Come Blow Your Horn is a 1963 American comedy film directed by Bud Yorkin from a screenplay by Norman Lear, based on the 1961 play of the same name by Neil Simon. The film stars Frank Sinatra, Lee J. Cobb, Molly Picon, Barbara Rush, and Jill St. John.

Plot
Buddy Baker is bored living with his parents. He goes to the big-city apartment of older brother Alan, who works for their father's artificial-fruit company but never lets business interfere with a good time.

A confirmed bachelor, Alan is all too willing to teach his younger brother a few tricks, improve his wardrobe, even introduce him to Peggy, a girl with an apartment upstairs. Alan's steadiest companion is Connie, but even she's running out of patience with his lack of interest in settling down.

§ **Exercise tasks**
A: Summarize the passage on Come Blow Your Horn in two sentences.
B: Return the portion of the passage on Come Blow Your Horn starting at "A confirmed bachelor, Alan" and ending at "in settling down.", word for word.
C: Extend the passage on Come Blow Your Horn beyond its final sentence.

§ **Information supplied**
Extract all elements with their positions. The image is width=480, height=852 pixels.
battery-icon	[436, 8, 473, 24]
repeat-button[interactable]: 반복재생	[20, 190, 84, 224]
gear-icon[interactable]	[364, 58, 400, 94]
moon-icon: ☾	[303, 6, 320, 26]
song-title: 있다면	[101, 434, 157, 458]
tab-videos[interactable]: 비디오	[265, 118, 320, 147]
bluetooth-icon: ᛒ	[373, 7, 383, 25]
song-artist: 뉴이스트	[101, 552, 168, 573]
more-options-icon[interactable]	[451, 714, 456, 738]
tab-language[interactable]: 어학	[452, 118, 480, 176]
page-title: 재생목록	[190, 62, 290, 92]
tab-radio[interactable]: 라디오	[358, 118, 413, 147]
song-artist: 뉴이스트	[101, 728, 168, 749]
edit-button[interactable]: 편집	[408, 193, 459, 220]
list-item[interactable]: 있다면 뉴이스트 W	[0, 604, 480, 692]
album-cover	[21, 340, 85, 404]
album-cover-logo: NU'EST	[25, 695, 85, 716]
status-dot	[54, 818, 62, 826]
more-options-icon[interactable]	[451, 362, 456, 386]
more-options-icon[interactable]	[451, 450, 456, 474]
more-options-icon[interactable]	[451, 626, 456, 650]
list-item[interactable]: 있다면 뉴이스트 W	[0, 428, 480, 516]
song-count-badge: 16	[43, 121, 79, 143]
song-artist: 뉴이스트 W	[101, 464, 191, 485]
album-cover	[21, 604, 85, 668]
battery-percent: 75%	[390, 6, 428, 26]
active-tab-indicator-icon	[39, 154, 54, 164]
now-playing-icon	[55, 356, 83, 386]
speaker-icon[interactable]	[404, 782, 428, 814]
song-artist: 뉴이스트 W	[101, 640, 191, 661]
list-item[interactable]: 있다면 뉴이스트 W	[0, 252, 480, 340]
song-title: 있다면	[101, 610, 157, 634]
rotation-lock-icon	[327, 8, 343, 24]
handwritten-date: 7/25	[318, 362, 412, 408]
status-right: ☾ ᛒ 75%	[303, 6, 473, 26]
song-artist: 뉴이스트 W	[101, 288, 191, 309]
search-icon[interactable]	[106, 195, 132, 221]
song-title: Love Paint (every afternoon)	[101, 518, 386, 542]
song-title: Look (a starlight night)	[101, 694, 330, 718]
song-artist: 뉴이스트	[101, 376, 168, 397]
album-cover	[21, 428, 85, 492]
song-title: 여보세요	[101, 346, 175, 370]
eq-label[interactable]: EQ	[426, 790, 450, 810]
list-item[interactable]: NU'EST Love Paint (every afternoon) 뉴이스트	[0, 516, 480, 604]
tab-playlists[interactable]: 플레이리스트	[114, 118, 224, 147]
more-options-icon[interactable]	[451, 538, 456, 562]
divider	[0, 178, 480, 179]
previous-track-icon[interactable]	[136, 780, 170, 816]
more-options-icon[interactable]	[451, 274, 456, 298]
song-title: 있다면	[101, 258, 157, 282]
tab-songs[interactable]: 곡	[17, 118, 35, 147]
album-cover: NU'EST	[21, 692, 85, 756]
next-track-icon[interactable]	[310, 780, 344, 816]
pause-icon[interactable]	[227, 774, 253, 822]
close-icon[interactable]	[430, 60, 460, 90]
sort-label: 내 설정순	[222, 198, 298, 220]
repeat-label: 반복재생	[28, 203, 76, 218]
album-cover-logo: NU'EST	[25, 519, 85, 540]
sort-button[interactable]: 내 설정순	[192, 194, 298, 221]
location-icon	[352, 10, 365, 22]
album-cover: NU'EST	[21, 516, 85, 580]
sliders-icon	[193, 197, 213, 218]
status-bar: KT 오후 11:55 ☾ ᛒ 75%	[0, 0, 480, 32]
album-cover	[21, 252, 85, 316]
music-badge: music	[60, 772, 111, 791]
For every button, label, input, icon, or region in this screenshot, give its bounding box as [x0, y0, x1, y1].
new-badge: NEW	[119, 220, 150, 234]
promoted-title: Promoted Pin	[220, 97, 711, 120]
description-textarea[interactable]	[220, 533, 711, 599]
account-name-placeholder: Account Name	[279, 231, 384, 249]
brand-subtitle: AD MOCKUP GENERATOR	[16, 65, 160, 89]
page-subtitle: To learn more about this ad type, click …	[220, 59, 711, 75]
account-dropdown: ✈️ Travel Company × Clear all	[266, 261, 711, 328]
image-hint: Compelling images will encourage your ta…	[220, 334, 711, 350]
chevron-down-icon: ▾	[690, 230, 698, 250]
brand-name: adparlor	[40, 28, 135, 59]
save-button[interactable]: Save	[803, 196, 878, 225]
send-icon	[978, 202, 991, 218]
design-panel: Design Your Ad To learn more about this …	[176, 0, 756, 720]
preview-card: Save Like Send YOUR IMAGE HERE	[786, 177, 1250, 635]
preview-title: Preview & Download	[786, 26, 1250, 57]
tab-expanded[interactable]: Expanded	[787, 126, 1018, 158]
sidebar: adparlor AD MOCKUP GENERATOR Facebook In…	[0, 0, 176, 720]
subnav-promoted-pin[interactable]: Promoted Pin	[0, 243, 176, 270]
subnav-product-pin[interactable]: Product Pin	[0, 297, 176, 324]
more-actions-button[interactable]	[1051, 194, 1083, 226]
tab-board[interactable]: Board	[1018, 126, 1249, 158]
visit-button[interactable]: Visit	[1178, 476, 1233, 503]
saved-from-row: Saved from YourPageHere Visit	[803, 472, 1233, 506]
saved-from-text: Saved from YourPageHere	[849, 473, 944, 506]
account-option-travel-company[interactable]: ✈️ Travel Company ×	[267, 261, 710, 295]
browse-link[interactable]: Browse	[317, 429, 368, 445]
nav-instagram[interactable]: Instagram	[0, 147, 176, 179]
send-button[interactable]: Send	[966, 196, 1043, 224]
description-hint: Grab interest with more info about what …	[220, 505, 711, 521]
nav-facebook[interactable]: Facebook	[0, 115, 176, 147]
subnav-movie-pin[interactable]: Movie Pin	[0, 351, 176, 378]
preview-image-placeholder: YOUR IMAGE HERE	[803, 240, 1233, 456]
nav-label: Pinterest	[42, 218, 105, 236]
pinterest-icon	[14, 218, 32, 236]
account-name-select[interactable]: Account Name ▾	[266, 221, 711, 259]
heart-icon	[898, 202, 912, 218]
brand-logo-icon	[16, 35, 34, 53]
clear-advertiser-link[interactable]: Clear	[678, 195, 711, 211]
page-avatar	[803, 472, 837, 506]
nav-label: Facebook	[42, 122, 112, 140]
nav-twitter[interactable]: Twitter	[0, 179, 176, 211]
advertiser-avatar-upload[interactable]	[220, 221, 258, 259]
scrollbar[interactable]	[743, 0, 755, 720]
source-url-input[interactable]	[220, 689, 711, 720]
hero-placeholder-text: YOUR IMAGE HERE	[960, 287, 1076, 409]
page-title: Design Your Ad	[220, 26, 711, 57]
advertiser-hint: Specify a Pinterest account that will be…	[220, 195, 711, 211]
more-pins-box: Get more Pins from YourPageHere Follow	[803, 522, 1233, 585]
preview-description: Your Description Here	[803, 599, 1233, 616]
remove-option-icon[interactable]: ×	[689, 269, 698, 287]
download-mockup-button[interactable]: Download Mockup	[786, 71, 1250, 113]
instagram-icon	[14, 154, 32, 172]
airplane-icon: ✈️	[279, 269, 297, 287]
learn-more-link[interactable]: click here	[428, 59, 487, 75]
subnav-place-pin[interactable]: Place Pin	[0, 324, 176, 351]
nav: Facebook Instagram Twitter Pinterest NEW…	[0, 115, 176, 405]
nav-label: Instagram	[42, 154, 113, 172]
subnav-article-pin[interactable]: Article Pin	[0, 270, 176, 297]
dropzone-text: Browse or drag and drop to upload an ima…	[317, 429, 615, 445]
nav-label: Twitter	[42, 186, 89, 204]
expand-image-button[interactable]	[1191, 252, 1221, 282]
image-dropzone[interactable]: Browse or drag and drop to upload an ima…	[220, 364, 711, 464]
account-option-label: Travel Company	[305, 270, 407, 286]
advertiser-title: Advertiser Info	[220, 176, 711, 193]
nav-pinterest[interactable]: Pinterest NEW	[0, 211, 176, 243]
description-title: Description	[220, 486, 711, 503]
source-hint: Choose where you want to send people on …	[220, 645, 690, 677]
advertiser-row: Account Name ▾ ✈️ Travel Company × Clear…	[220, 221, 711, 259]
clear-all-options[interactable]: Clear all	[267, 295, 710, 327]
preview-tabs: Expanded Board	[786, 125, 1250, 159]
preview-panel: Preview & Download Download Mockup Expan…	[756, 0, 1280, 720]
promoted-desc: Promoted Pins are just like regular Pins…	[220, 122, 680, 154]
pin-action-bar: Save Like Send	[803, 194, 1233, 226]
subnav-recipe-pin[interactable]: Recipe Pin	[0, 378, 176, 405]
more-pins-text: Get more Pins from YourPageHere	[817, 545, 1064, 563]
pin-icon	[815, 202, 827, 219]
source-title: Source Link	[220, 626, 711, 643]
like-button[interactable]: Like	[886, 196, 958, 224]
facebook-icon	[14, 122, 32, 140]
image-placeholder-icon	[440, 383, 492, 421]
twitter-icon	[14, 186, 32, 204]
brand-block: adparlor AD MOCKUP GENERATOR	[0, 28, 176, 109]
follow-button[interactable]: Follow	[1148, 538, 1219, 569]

§ **Responses per task**
A: Come Blow Your Horn is a 1963 American comedy film directed by Bud Yorkin from a Norman Lear screenplay based on Neil Simon's 1961 play, starring Frank Sinatra, Lee J. Cobb, Molly Picon, Barbara Rush, and Jill St. John. In it, Buddy Baker, bored at his parents' home, goes to the apartment of his older brother Alan, a confirmed bachelor who teaches him tricks, improves his wardrobe, and introduces him to Peggy, while Alan's steady companion Connie is losing patience with his lack of interest in settling down.

B:
A confirmed bachelor, Alan is all too willing to teach his younger brother a few tricks, improve his wardrobe, even introduce him to Peggy, a girl with an apartment upstairs. Alan's steadiest companion is Connie, but even she's running out of patience with his lack of interest in settling down.

C:
A jealous husband accuses Alan of running around with his wife and beats him up. Alan begins rethinking his life. He proposes marriage to Connie and then intervenes when he hears that his own parents are contemplating a divorce. Giving up his own ways for good, Alan even turns over his swinging bachelor pad to Buddy.

Cast
 Frank Sinatra as Alan Baker
 Lee J. Cobb as Harry R. Baker
 Molly Picon as Mrs. Sophie Baker
 Barbara Rush as Connie
 Jill St. John as Peggy John
 Dan Blocker as Mr. Eckman
 Phyllis McGuire as Mrs. Eckman (buyer for Neiman-Marcus)
 Tony Bill as Buddy Baker

Norman Lear and Dean Martin both make cameo appearances in this film.

Reception

Box office performance
Come Blow Your Horn was the 15th highest-grossing film of 1963, grossing $12,705,882 in the United States, earning $6 million in domestic rentals.

Awards
The film was nominated for an Academy Award for Best Art Direction (Hal Pereira, Roland Anderson, Samuel M. Comer, James W. Payne).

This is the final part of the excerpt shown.